GOAL: Extract from the listing each line in which the word "Campo" appears.

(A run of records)
+---+

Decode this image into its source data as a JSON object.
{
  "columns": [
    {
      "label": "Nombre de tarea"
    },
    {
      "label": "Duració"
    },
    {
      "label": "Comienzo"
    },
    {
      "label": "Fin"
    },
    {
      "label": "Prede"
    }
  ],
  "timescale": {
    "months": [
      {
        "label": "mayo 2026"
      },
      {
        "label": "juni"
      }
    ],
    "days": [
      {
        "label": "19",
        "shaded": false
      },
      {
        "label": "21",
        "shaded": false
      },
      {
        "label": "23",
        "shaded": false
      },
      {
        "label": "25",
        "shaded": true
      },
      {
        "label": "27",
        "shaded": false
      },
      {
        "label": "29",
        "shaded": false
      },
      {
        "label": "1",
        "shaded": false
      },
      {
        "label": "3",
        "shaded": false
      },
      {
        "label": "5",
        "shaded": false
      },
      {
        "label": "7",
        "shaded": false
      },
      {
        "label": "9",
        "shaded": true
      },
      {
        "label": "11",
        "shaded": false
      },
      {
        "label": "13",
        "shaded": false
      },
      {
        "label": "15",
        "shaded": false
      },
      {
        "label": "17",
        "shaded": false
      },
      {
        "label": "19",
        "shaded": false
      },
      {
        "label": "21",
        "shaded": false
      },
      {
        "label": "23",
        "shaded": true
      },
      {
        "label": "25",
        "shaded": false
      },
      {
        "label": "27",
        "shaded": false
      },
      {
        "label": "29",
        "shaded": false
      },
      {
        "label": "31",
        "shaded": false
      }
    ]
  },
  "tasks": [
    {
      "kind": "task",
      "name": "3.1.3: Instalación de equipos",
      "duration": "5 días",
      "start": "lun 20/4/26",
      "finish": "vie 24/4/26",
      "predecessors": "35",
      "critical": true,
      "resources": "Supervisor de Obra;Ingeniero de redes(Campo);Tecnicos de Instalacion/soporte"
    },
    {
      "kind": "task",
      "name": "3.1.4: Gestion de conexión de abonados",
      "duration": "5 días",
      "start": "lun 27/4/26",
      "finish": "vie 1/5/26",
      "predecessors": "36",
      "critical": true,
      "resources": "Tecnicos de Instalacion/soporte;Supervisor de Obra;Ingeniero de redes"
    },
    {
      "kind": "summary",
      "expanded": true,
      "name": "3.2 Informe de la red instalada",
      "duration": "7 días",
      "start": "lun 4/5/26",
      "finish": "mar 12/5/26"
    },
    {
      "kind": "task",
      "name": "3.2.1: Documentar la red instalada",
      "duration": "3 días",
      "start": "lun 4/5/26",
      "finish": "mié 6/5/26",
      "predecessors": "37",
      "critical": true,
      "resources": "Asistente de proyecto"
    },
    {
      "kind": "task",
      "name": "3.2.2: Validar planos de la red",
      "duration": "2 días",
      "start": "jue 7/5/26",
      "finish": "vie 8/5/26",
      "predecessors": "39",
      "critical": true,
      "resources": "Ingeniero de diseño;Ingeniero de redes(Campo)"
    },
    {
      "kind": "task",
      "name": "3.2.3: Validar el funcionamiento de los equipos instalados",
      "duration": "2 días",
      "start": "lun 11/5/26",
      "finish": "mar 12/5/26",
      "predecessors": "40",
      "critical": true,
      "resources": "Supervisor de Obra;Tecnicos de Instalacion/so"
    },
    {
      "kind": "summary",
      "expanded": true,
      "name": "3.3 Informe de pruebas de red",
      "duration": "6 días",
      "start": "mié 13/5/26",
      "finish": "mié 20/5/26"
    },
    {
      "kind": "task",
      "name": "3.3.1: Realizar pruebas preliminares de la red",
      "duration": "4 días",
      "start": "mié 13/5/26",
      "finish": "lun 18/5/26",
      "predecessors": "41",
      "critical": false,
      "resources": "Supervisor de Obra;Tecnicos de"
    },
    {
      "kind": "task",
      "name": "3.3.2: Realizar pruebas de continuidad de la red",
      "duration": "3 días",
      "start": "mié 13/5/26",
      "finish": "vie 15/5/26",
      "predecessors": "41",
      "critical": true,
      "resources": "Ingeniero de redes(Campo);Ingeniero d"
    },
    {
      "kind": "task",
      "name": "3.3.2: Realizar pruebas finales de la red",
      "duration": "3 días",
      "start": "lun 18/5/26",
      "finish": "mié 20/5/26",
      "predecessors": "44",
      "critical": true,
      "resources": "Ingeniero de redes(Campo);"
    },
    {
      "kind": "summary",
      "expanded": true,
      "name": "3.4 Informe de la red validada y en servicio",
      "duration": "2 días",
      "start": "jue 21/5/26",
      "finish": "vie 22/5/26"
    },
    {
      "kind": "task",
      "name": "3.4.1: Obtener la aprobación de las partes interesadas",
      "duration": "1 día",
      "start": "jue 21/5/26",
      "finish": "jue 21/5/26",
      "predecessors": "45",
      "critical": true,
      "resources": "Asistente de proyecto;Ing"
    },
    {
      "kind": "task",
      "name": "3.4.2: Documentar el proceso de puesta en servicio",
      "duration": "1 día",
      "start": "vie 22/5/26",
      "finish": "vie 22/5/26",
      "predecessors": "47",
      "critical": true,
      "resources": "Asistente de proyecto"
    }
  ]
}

+---+

RESULT OF THE EXERCISE:
      "resources": "Supervisor de Obra;Ingeniero de redes(Campo);Tecnicos de Instalacion/soporte"
      "resources": "Ingeniero de diseño;Ingeniero de redes(Campo)"
      "resources": "Ingeniero de redes(Campo);Ingeniero d"
      "resources": "Ingeniero de redes(Campo);"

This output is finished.